== Objective ==
Report how many lines of these entries hold the string "Sentiment"; reply with the number alone.

——————

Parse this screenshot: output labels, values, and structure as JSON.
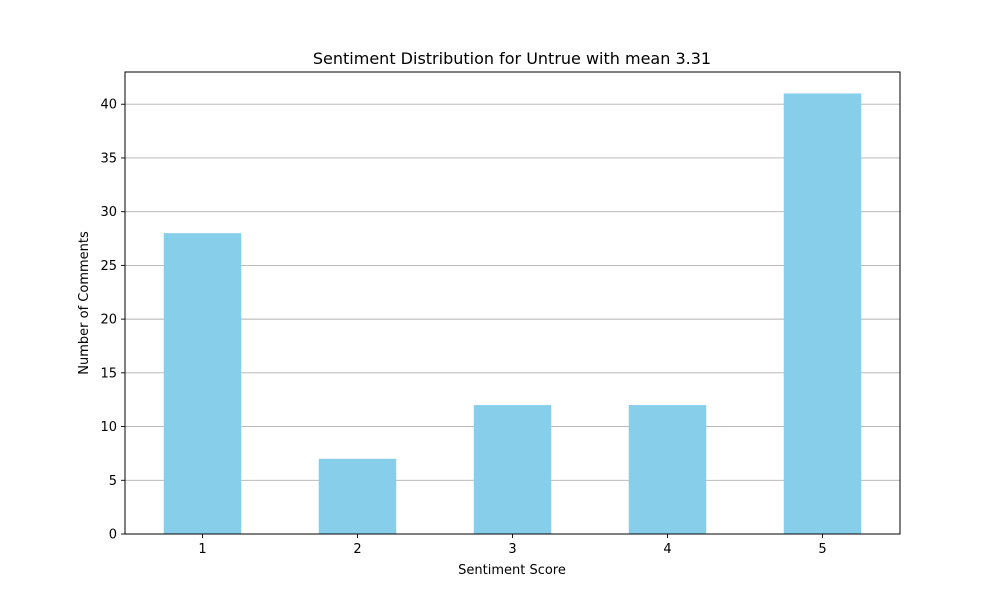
{
  "chart_data": {
    "type": "bar",
    "title": "Sentiment Distribution for Untrue with mean 3.31",
    "xlabel": "Sentiment Score",
    "ylabel": "Number of Comments",
    "categories": [
      "1",
      "2",
      "3",
      "4",
      "5"
    ],
    "values": [
      28,
      7,
      12,
      12,
      41
    ],
    "ylim": [
      0,
      43
    ],
    "yticks": [
      0,
      5,
      10,
      15,
      20,
      25,
      30,
      35,
      40
    ],
    "grid": "y-axis",
    "bar_color": "#87ceeb",
    "grid_color": "#b0b0b0"
  }
}
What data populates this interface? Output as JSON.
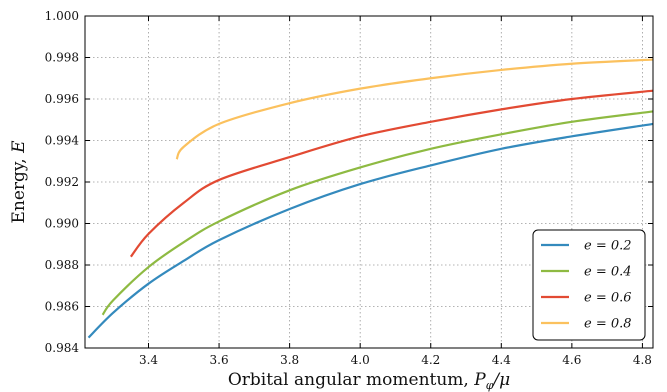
{
  "chart_data": {
    "type": "line",
    "xlabel": "Orbital angular momentum, P_φ/μ",
    "xlabel_text": "Orbital angular momentum, ",
    "xlabel_math": "P",
    "xlabel_sub": "φ",
    "xlabel_tail": "/μ",
    "ylabel": "Energy, E",
    "ylabel_text": "Energy, ",
    "ylabel_math": "E",
    "xlim": [
      3.22,
      4.83
    ],
    "ylim": [
      0.984,
      1.0
    ],
    "xticks": [
      3.4,
      3.6,
      3.8,
      4.0,
      4.2,
      4.4,
      4.6,
      4.8
    ],
    "yticks": [
      0.984,
      0.986,
      0.988,
      0.99,
      0.992,
      0.994,
      0.996,
      0.998,
      1.0
    ],
    "xtick_labels": [
      "3.4",
      "3.6",
      "3.8",
      "4.0",
      "4.2",
      "4.4",
      "4.6",
      "4.8"
    ],
    "ytick_labels": [
      "0.984",
      "0.986",
      "0.988",
      "0.990",
      "0.992",
      "0.994",
      "0.996",
      "0.998",
      "1.000"
    ],
    "grid": true,
    "legend_position": "bottom-right",
    "series": [
      {
        "name": "e = 0.2",
        "color": "#348ABD",
        "x": [
          3.23,
          3.3,
          3.4,
          3.5,
          3.6,
          3.8,
          4.0,
          4.2,
          4.4,
          4.6,
          4.83
        ],
        "y": [
          0.9845,
          0.9857,
          0.9871,
          0.9882,
          0.9892,
          0.9907,
          0.9919,
          0.9928,
          0.9936,
          0.9942,
          0.9948
        ]
      },
      {
        "name": "e = 0.4",
        "color": "#8EBA42",
        "x": [
          3.27,
          3.3,
          3.4,
          3.5,
          3.6,
          3.8,
          4.0,
          4.2,
          4.4,
          4.6,
          4.83
        ],
        "y": [
          0.9856,
          0.9863,
          0.9879,
          0.9891,
          0.9901,
          0.9916,
          0.9927,
          0.9936,
          0.9943,
          0.9949,
          0.9954
        ]
      },
      {
        "name": "e = 0.6",
        "color": "#E24A33",
        "x": [
          3.35,
          3.4,
          3.5,
          3.6,
          3.8,
          4.0,
          4.2,
          4.4,
          4.6,
          4.83
        ],
        "y": [
          0.9884,
          0.9895,
          0.991,
          0.9921,
          0.9932,
          0.9942,
          0.9949,
          0.9955,
          0.996,
          0.9964
        ]
      },
      {
        "name": "e = 0.8",
        "color": "#FBC15E",
        "x": [
          3.48,
          3.5,
          3.6,
          3.8,
          4.0,
          4.2,
          4.4,
          4.6,
          4.83
        ],
        "y": [
          0.9931,
          0.9937,
          0.9948,
          0.9958,
          0.9965,
          0.997,
          0.9974,
          0.9977,
          0.9979
        ]
      }
    ]
  }
}
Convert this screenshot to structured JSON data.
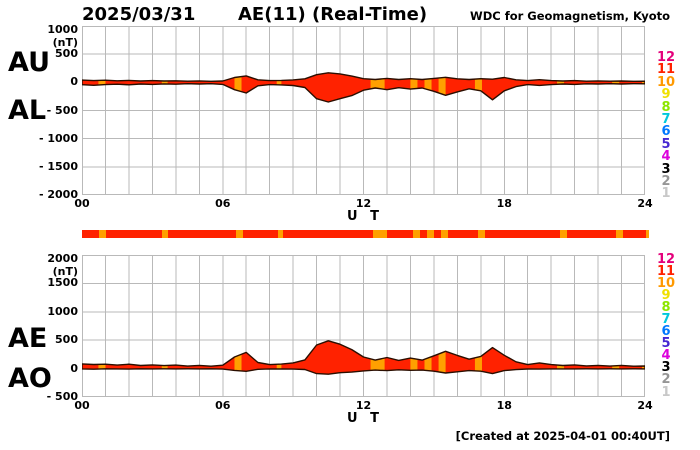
{
  "header": {
    "date": "2025/03/31",
    "title": "AE(11) (Real-Time)",
    "source": "WDC for Geomagnetism, Kyoto"
  },
  "footer": {
    "created": "[Created at 2025-04-01 00:40UT]"
  },
  "labels": {
    "au": "AU",
    "al": "AL",
    "ae": "AE",
    "ao": "AO"
  },
  "colors": {
    "trace_fill_11_stations": "#ff2200",
    "trace_fill_10_stations": "#ffa000",
    "trace_outline": "#2b0e00",
    "grid": "#b9b9b9",
    "text": "#000000"
  },
  "legend_station_counts": [
    {
      "label": "12",
      "color": "#e4007b"
    },
    {
      "label": "11",
      "color": "#ff2200"
    },
    {
      "label": "10",
      "color": "#ff9900"
    },
    {
      "label": "9",
      "color": "#f0e000"
    },
    {
      "label": "8",
      "color": "#8ce600"
    },
    {
      "label": "7",
      "color": "#00c8dc"
    },
    {
      "label": "6",
      "color": "#0078ff"
    },
    {
      "label": "5",
      "color": "#4628d2"
    },
    {
      "label": "4",
      "color": "#dc00dc"
    },
    {
      "label": "3",
      "color": "#000000"
    },
    {
      "label": "2",
      "color": "#969696"
    },
    {
      "label": "1",
      "color": "#c8c8c8"
    }
  ],
  "station_bar": {
    "default_count": 11,
    "reduced_count": 10,
    "reduced_hours": [
      [
        0.7,
        1.0
      ],
      [
        3.4,
        3.65
      ],
      [
        6.5,
        6.8
      ],
      [
        8.3,
        8.5
      ],
      [
        12.3,
        12.9
      ],
      [
        14.0,
        14.3
      ],
      [
        14.6,
        14.9
      ],
      [
        15.2,
        15.5
      ],
      [
        16.75,
        17.05
      ],
      [
        20.25,
        20.55
      ],
      [
        22.6,
        22.9
      ],
      [
        23.87,
        24.0
      ]
    ]
  },
  "chart_data": [
    {
      "type": "area",
      "panel": "AU / AL auroral electrojet indices",
      "xlabel": "U T",
      "unit": "(nT)",
      "x_start_hour": 0,
      "x_end_hour": 24,
      "x_step_hours": 0.5,
      "xtick_hours": [
        0,
        6,
        12,
        18,
        24
      ],
      "xtick_labels": [
        "00",
        "06",
        "12",
        "18",
        "24"
      ],
      "ylim": [
        -2000,
        1000
      ],
      "ytick_values": [
        1000,
        500,
        0,
        -500,
        -1000,
        -1500,
        -2000
      ],
      "ytick_labels": [
        "1000",
        "500",
        "0",
        "- 500",
        "- 1000",
        "- 1500",
        "- 2000"
      ],
      "grid": true,
      "series": [
        {
          "name": "AU",
          "values": [
            40,
            30,
            38,
            28,
            34,
            24,
            30,
            24,
            28,
            20,
            26,
            18,
            24,
            85,
            115,
            45,
            30,
            34,
            44,
            62,
            135,
            170,
            150,
            110,
            65,
            50,
            70,
            50,
            64,
            50,
            70,
            90,
            62,
            50,
            64,
            55,
            85,
            45,
            30,
            46,
            30,
            24,
            30,
            20,
            26,
            20,
            24,
            18,
            20
          ]
        },
        {
          "name": "AL",
          "values": [
            -42,
            -52,
            -40,
            -34,
            -44,
            -30,
            -36,
            -28,
            -34,
            -24,
            -30,
            -24,
            -36,
            -130,
            -190,
            -62,
            -40,
            -46,
            -56,
            -92,
            -290,
            -350,
            -290,
            -235,
            -140,
            -100,
            -130,
            -95,
            -120,
            -100,
            -160,
            -230,
            -170,
            -115,
            -150,
            -310,
            -150,
            -75,
            -40,
            -55,
            -40,
            -30,
            -36,
            -26,
            -30,
            -24,
            -30,
            -24,
            -26
          ]
        }
      ]
    },
    {
      "type": "area",
      "panel": "AE / AO auroral electrojet indices",
      "xlabel": "U T",
      "unit": "(nT)",
      "x_start_hour": 0,
      "x_end_hour": 24,
      "x_step_hours": 0.5,
      "xtick_hours": [
        0,
        6,
        12,
        18,
        24
      ],
      "xtick_labels": [
        "00",
        "06",
        "12",
        "18",
        "24"
      ],
      "ylim": [
        -500,
        2000
      ],
      "ytick_values": [
        2000,
        1500,
        1000,
        500,
        0,
        -500
      ],
      "ytick_labels": [
        "2000",
        "1500",
        "1000",
        "500",
        "0",
        "- 500"
      ],
      "grid": true,
      "series": [
        {
          "name": "AE",
          "values": [
            82,
            72,
            78,
            62,
            78,
            54,
            66,
            52,
            62,
            44,
            56,
            42,
            60,
            205,
            285,
            107,
            70,
            80,
            100,
            154,
            415,
            490,
            430,
            335,
            205,
            150,
            195,
            145,
            184,
            150,
            225,
            305,
            232,
            165,
            214,
            370,
            235,
            120,
            70,
            100,
            70,
            54,
            66,
            48,
            56,
            44,
            56,
            42,
            46
          ]
        },
        {
          "name": "AO",
          "values": [
            -6,
            -10,
            -4,
            -6,
            -8,
            -4,
            -6,
            -4,
            -6,
            -4,
            -5,
            -4,
            -8,
            -32,
            -48,
            -12,
            -6,
            -7,
            -9,
            -16,
            -88,
            -98,
            -72,
            -62,
            -40,
            -26,
            -36,
            -22,
            -30,
            -26,
            -46,
            -78,
            -56,
            -36,
            -46,
            -88,
            -36,
            -18,
            -7,
            -9,
            -6,
            -5,
            -6,
            -4,
            -5,
            -4,
            -5,
            -4,
            -5
          ]
        }
      ]
    }
  ]
}
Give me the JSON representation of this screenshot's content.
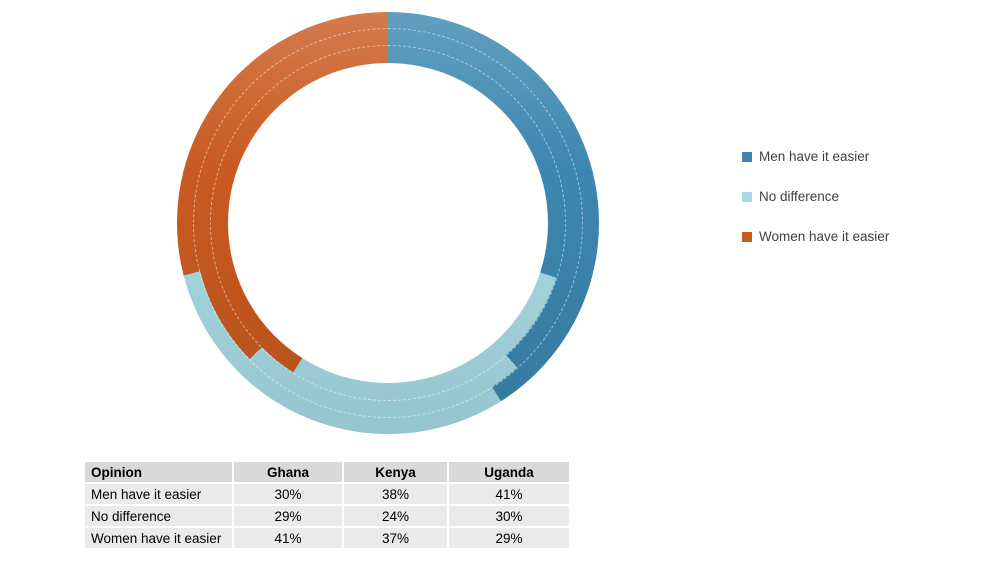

——————

== Response to the exercise ==
2